Copy all lines of the listing that include the string "táblázat".

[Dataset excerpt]

++++++++++++++++++++

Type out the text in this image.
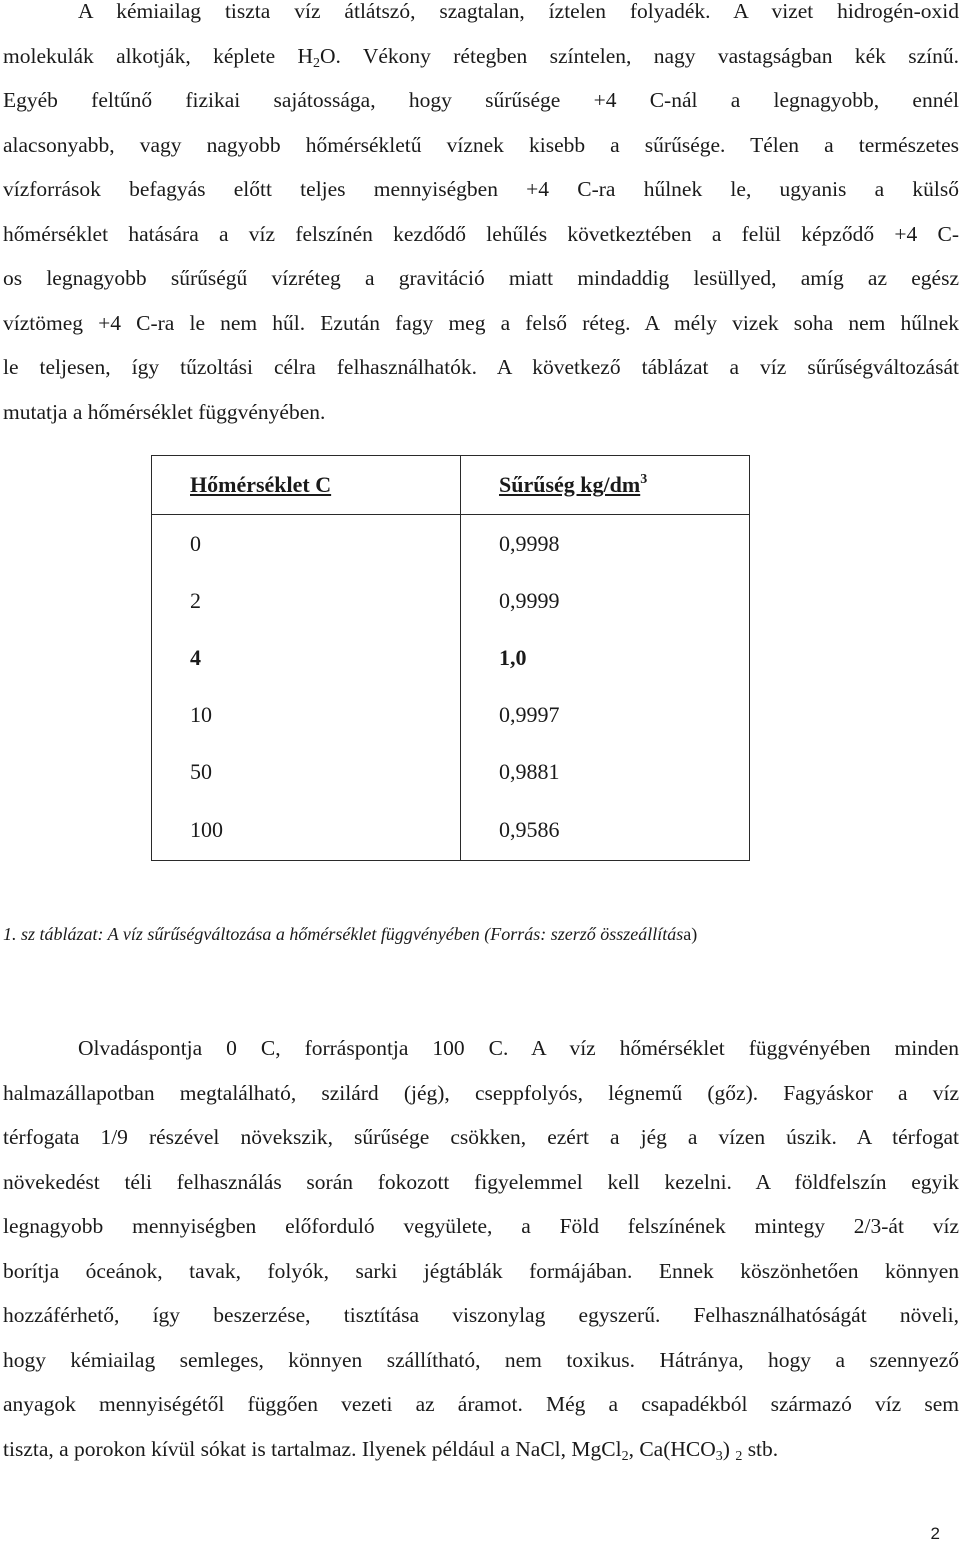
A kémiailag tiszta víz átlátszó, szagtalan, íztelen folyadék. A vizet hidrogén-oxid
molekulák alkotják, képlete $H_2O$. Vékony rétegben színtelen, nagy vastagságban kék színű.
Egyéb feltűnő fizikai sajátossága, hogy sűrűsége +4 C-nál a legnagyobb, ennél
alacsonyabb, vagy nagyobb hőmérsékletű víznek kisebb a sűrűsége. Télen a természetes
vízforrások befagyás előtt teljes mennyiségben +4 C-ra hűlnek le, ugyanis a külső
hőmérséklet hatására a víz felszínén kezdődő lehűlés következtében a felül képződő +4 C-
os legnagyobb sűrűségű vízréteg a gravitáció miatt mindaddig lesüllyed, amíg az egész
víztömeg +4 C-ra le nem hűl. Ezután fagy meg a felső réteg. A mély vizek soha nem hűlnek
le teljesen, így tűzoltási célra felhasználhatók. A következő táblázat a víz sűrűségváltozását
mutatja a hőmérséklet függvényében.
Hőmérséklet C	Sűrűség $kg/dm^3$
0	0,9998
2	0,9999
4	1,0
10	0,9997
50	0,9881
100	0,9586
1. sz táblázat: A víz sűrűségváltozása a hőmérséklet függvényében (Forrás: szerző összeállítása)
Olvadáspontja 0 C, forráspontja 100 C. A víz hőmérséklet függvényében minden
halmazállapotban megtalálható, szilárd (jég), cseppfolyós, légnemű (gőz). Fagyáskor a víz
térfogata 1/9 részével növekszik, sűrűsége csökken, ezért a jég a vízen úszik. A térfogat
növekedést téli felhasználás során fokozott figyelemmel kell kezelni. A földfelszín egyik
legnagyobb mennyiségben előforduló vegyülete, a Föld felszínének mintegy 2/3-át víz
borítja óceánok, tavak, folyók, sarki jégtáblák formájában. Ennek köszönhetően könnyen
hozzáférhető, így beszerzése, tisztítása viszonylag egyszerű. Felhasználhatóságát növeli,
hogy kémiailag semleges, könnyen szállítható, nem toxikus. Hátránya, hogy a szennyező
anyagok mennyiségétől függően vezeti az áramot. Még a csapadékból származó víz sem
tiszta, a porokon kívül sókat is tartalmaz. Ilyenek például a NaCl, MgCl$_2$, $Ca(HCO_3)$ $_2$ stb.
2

++++++++++++++++++++

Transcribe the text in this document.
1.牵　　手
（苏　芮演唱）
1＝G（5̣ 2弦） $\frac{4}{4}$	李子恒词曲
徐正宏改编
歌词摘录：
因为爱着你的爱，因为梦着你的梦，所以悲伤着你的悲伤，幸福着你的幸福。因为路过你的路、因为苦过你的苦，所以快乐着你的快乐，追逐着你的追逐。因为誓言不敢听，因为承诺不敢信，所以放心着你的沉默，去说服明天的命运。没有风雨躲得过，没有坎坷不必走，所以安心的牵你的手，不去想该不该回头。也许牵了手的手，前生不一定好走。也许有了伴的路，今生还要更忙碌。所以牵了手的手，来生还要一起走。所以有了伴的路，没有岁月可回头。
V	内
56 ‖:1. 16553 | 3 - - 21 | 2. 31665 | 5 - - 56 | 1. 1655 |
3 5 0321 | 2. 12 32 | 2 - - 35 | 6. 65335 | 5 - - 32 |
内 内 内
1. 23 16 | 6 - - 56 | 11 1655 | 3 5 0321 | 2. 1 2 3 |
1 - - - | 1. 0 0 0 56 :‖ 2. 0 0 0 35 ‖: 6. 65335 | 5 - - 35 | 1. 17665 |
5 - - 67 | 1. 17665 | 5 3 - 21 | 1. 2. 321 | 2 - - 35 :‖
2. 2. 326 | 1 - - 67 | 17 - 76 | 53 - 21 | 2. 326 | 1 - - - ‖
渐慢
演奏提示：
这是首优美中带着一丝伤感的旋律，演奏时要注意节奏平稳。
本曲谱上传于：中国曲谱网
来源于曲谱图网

++++++++++++++++++++

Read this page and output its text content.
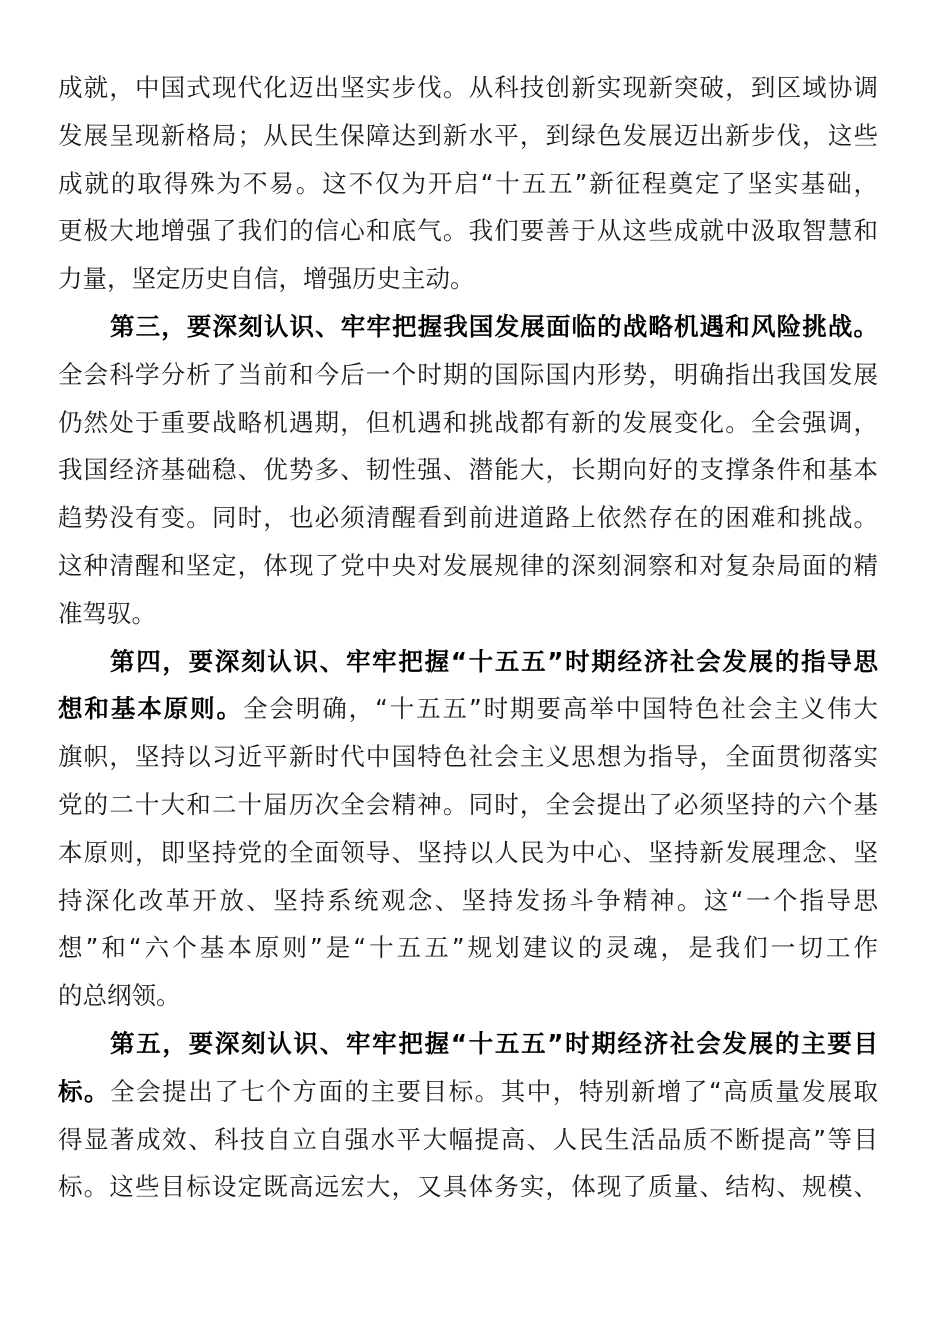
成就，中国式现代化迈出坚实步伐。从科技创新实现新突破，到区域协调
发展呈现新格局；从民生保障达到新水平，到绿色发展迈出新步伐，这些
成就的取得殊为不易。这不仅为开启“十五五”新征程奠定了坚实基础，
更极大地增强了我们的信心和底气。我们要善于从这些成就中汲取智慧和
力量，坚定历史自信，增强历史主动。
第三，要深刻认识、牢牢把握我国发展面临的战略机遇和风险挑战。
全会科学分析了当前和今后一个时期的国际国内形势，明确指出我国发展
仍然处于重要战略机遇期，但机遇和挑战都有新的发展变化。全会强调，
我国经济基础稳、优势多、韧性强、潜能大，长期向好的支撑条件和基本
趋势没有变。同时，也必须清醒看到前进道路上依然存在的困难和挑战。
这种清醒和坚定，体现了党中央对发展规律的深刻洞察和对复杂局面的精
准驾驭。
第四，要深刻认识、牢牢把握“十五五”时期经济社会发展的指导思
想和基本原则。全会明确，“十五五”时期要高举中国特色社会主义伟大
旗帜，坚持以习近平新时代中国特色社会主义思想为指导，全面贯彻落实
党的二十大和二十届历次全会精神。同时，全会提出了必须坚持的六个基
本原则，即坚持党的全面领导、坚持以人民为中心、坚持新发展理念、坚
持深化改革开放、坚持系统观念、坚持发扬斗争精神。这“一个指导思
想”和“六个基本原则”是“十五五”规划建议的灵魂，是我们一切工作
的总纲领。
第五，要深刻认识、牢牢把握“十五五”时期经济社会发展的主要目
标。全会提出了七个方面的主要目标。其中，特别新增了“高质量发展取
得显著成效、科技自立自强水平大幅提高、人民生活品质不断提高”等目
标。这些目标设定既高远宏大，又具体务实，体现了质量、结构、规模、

++++++++++++++++++++

TASK OUTPUT –
le teljesen, így tűzoltási célra felhasználhatók. A következő táblázat a víz sűrűségváltozását
1. sz táblázat: A víz sűrűségváltozása a hőmérséklet függvényében (Forrás: szerző összeállítása)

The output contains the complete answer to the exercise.